#### [WORK INSTRUCTIONS]
Rewrite the material below with every "Foreign" changed to "Overseas", keeping everything else the same.

#### [RECORDS PROVIDED]
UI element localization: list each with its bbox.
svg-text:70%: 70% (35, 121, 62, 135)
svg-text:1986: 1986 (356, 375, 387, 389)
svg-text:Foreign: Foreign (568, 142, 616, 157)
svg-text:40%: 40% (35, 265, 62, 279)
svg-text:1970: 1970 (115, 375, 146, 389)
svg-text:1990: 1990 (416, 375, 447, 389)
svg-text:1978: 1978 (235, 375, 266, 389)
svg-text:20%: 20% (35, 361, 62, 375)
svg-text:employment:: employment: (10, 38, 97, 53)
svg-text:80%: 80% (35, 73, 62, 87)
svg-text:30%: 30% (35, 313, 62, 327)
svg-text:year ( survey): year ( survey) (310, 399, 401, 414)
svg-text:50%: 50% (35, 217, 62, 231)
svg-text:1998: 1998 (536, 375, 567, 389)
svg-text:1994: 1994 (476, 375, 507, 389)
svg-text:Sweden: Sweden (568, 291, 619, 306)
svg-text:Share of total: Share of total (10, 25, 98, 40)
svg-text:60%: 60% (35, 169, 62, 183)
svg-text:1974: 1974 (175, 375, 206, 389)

#### [RESULT OF THIS EXERCISE]
UI element localization: list each with its bbox.
svg-text:70%: 70% (35, 121, 62, 135)
svg-text:1986: 1986 (356, 375, 387, 389)
svg-text:Overseas: Overseas (568, 142, 616, 157)
svg-text:40%: 40% (35, 265, 62, 279)
svg-text:1970: 1970 (115, 375, 146, 389)
svg-text:1990: 1990 (416, 375, 447, 389)
svg-text:1978: 1978 (235, 375, 266, 389)
svg-text:20%: 20% (35, 361, 62, 375)
svg-text:employment:: employment: (10, 38, 97, 53)
svg-text:80%: 80% (35, 73, 62, 87)
svg-text:30%: 30% (35, 313, 62, 327)
svg-text:year ( survey): year ( survey) (310, 399, 401, 414)
svg-text:50%: 50% (35, 217, 62, 231)
svg-text:1998: 1998 (536, 375, 567, 389)
svg-text:1994: 1994 (476, 375, 507, 389)
svg-text:Sweden: Sweden (568, 291, 619, 306)
svg-text:Share of total: Share of total (10, 25, 98, 40)
svg-text:60%: 60% (35, 169, 62, 183)
svg-text:1974: 1974 (175, 375, 206, 389)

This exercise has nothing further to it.